[Records about charts and figures]

*-*-*

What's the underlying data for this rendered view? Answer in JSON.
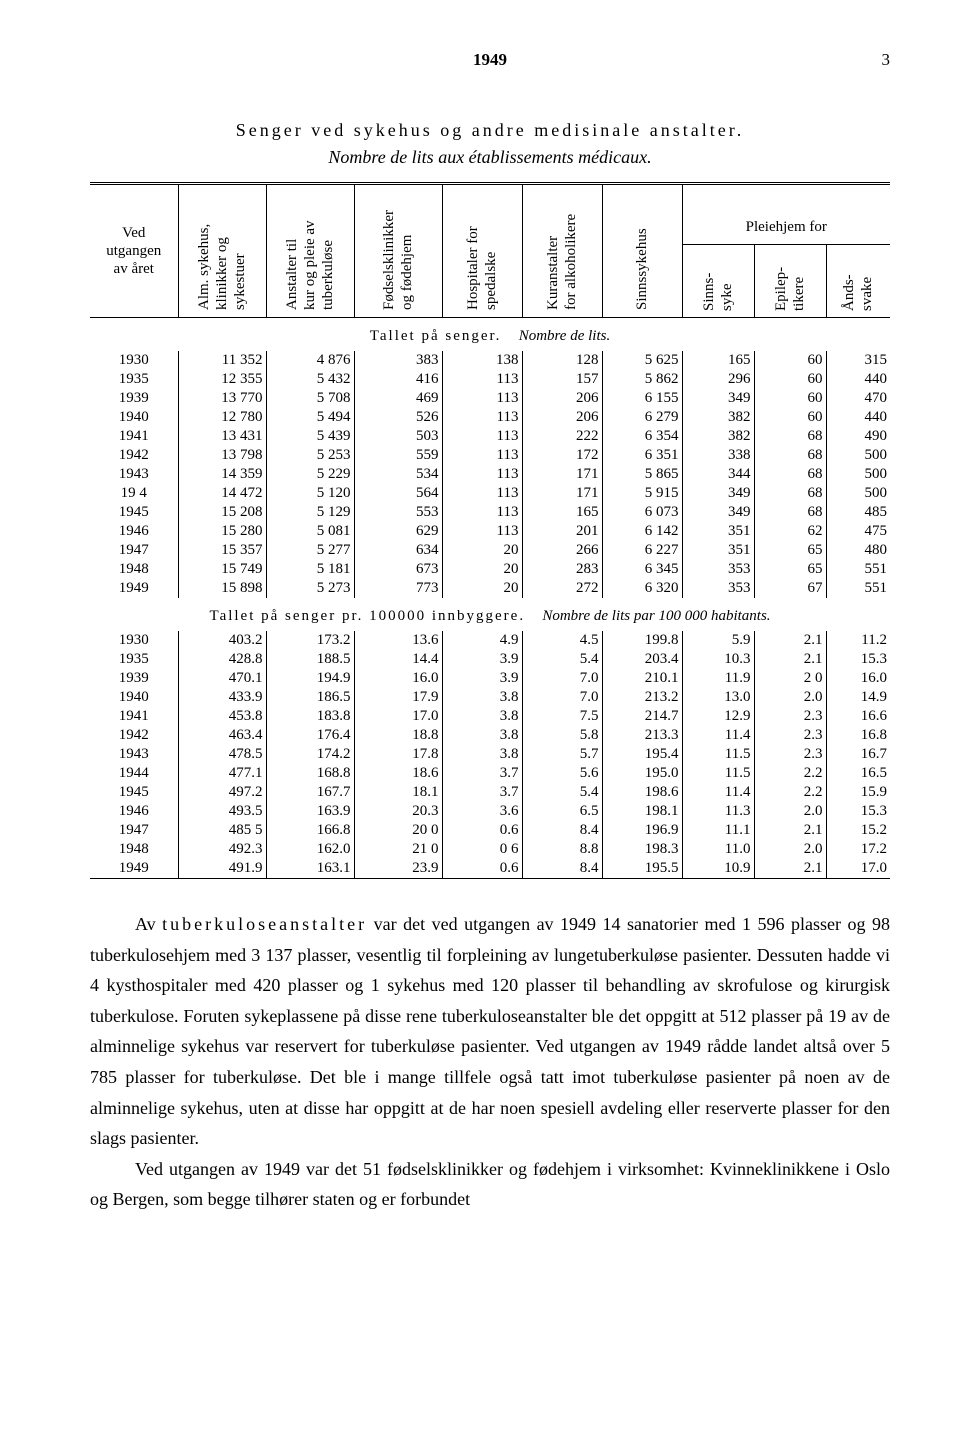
{
  "page": {
    "year_header": "1949",
    "number": "3"
  },
  "title": "Senger ved sykehus og andre medisinale anstalter.",
  "subtitle": "Nombre de lits aux établissements médicaux.",
  "columns": {
    "c0": "Ved utgangen\nav året",
    "c1": "Alm. sykehus,\nklinikker og\nsykestuer",
    "c2": "Anstalter til\nkur og pleie av\ntuberkuløse",
    "c3": "Fødselsklinikker\nog fødehjem",
    "c4": "Hospitaler for\nspedalske",
    "c5": "Kuranstalter\nfor alkoholikere",
    "c6": "Sinnssykehus",
    "pleie": "Pleiehjem for",
    "c7": "Sinns-\nsyke",
    "c8": "Epilep-\ntikere",
    "c9": "Ånds-\nsvake"
  },
  "section1": {
    "a": "Tallet på senger.",
    "b": "Nombre de lits."
  },
  "section2": {
    "a": "Tallet på senger pr. 100000 innbyggere.",
    "b": "Nombre de lits par 100 000 habitants."
  },
  "abs": [
    {
      "y": "1930",
      "c1": "11 352",
      "c2": "4 876",
      "c3": "383",
      "c4": "138",
      "c5": "128",
      "c6": "5 625",
      "c7": "165",
      "c8": "60",
      "c9": "315"
    },
    {
      "y": "1935",
      "c1": "12 355",
      "c2": "5 432",
      "c3": "416",
      "c4": "113",
      "c5": "157",
      "c6": "5 862",
      "c7": "296",
      "c8": "60",
      "c9": "440"
    },
    {
      "y": "1939",
      "c1": "13 770",
      "c2": "5 708",
      "c3": "469",
      "c4": "113",
      "c5": "206",
      "c6": "6 155",
      "c7": "349",
      "c8": "60",
      "c9": "470"
    },
    {
      "y": "1940",
      "c1": "12 780",
      "c2": "5 494",
      "c3": "526",
      "c4": "113",
      "c5": "206",
      "c6": "6 279",
      "c7": "382",
      "c8": "60",
      "c9": "440"
    },
    {
      "y": "1941",
      "c1": "13 431",
      "c2": "5 439",
      "c3": "503",
      "c4": "113",
      "c5": "222",
      "c6": "6 354",
      "c7": "382",
      "c8": "68",
      "c9": "490"
    },
    {
      "y": "1942",
      "c1": "13 798",
      "c2": "5 253",
      "c3": "559",
      "c4": "113",
      "c5": "172",
      "c6": "6 351",
      "c7": "338",
      "c8": "68",
      "c9": "500"
    },
    {
      "y": "1943",
      "c1": "14 359",
      "c2": "5 229",
      "c3": "534",
      "c4": "113",
      "c5": "171",
      "c6": "5 865",
      "c7": "344",
      "c8": "68",
      "c9": "500"
    },
    {
      "y": "19 4",
      "c1": "14 472",
      "c2": "5 120",
      "c3": "564",
      "c4": "113",
      "c5": "171",
      "c6": "5 915",
      "c7": "349",
      "c8": "68",
      "c9": "500"
    },
    {
      "y": "1945",
      "c1": "15 208",
      "c2": "5 129",
      "c3": "553",
      "c4": "113",
      "c5": "165",
      "c6": "6 073",
      "c7": "349",
      "c8": "68",
      "c9": "485"
    },
    {
      "y": "1946",
      "c1": "15 280",
      "c2": "5 081",
      "c3": "629",
      "c4": "113",
      "c5": "201",
      "c6": "6 142",
      "c7": "351",
      "c8": "62",
      "c9": "475"
    },
    {
      "y": "1947",
      "c1": "15 357",
      "c2": "5 277",
      "c3": "634",
      "c4": "20",
      "c5": "266",
      "c6": "6 227",
      "c7": "351",
      "c8": "65",
      "c9": "480"
    },
    {
      "y": "1948",
      "c1": "15 749",
      "c2": "5 181",
      "c3": "673",
      "c4": "20",
      "c5": "283",
      "c6": "6 345",
      "c7": "353",
      "c8": "65",
      "c9": "551"
    },
    {
      "y": "1949",
      "c1": "15 898",
      "c2": "5 273",
      "c3": "773",
      "c4": "20",
      "c5": "272",
      "c6": "6 320",
      "c7": "353",
      "c8": "67",
      "c9": "551"
    }
  ],
  "rel": [
    {
      "y": "1930",
      "c1": "403.2",
      "c2": "173.2",
      "c3": "13.6",
      "c4": "4.9",
      "c5": "4.5",
      "c6": "199.8",
      "c7": "5.9",
      "c8": "2.1",
      "c9": "11.2"
    },
    {
      "y": "1935",
      "c1": "428.8",
      "c2": "188.5",
      "c3": "14.4",
      "c4": "3.9",
      "c5": "5.4",
      "c6": "203.4",
      "c7": "10.3",
      "c8": "2.1",
      "c9": "15.3"
    },
    {
      "y": "1939",
      "c1": "470.1",
      "c2": "194.9",
      "c3": "16.0",
      "c4": "3.9",
      "c5": "7.0",
      "c6": "210.1",
      "c7": "11.9",
      "c8": "2 0",
      "c9": "16.0"
    },
    {
      "y": "1940",
      "c1": "433.9",
      "c2": "186.5",
      "c3": "17.9",
      "c4": "3.8",
      "c5": "7.0",
      "c6": "213.2",
      "c7": "13.0",
      "c8": "2.0",
      "c9": "14.9"
    },
    {
      "y": "1941",
      "c1": "453.8",
      "c2": "183.8",
      "c3": "17.0",
      "c4": "3.8",
      "c5": "7.5",
      "c6": "214.7",
      "c7": "12.9",
      "c8": "2.3",
      "c9": "16.6"
    },
    {
      "y": "1942",
      "c1": "463.4",
      "c2": "176.4",
      "c3": "18.8",
      "c4": "3.8",
      "c5": "5.8",
      "c6": "213.3",
      "c7": "11.4",
      "c8": "2.3",
      "c9": "16.8"
    },
    {
      "y": "1943",
      "c1": "478.5",
      "c2": "174.2",
      "c3": "17.8",
      "c4": "3.8",
      "c5": "5.7",
      "c6": "195.4",
      "c7": "11.5",
      "c8": "2.3",
      "c9": "16.7"
    },
    {
      "y": "1944",
      "c1": "477.1",
      "c2": "168.8",
      "c3": "18.6",
      "c4": "3.7",
      "c5": "5.6",
      "c6": "195.0",
      "c7": "11.5",
      "c8": "2.2",
      "c9": "16.5"
    },
    {
      "y": "1945",
      "c1": "497.2",
      "c2": "167.7",
      "c3": "18.1",
      "c4": "3.7",
      "c5": "5.4",
      "c6": "198.6",
      "c7": "11.4",
      "c8": "2.2",
      "c9": "15.9"
    },
    {
      "y": "1946",
      "c1": "493.5",
      "c2": "163.9",
      "c3": "20.3",
      "c4": "3.6",
      "c5": "6.5",
      "c6": "198.1",
      "c7": "11.3",
      "c8": "2.0",
      "c9": "15.3"
    },
    {
      "y": "1947",
      "c1": "485 5",
      "c2": "166.8",
      "c3": "20 0",
      "c4": "0.6",
      "c5": "8.4",
      "c6": "196.9",
      "c7": "11.1",
      "c8": "2.1",
      "c9": "15.2"
    },
    {
      "y": "1948",
      "c1": "492.3",
      "c2": "162.0",
      "c3": "21 0",
      "c4": "0 6",
      "c5": "8.8",
      "c6": "198.3",
      "c7": "11.0",
      "c8": "2.0",
      "c9": "17.2"
    },
    {
      "y": "1949",
      "c1": "491.9",
      "c2": "163.1",
      "c3": "23.9",
      "c4": "0.6",
      "c5": "8.4",
      "c6": "195.5",
      "c7": "10.9",
      "c8": "2.1",
      "c9": "17.0"
    }
  ],
  "para1_lead": "tuberkuloseanstalter",
  "para1": " var det ved utgangen av 1949 14 sanatorier med 1 596 plasser og 98 tuberkulosehjem med 3 137 plasser, vesentlig til forpleining av lungetuberkuløse pasienter. Dessuten hadde vi 4 kysthospitaler med 420 plasser og 1 sykehus med 120 plasser til behandling av skrofulose og kirurgisk tuberkulose. Foruten sykeplassene på disse rene tuberkuloseanstalter ble det oppgitt at 512 plasser på 19 av de alminnelige sykehus var reservert for tuberkuløse pasienter. Ved utgangen av 1949 rådde landet altså over 5 785 plasser for tuberkuløse. Det ble i mange tillfele også tatt imot tuberkuløse pasienter på noen av de alminnelige sykehus, uten at disse har oppgitt at de har noen spesiell avdeling eller reserverte plasser for den slags pasienter.",
  "para2": "Ved utgangen av 1949 var det 51 fødselsklinikker og fødehjem i virksomhet: Kvinneklinikkene i Oslo og Bergen, som begge tilhører staten og er forbundet"
}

*-*-*

# Exercise details
Look through the data above. Find each line with the string "Tallet" and copy it.

# Complete answer
    "a": "Tallet på senger.",
    "a": "Tallet på senger pr. 100000 innbyggere.",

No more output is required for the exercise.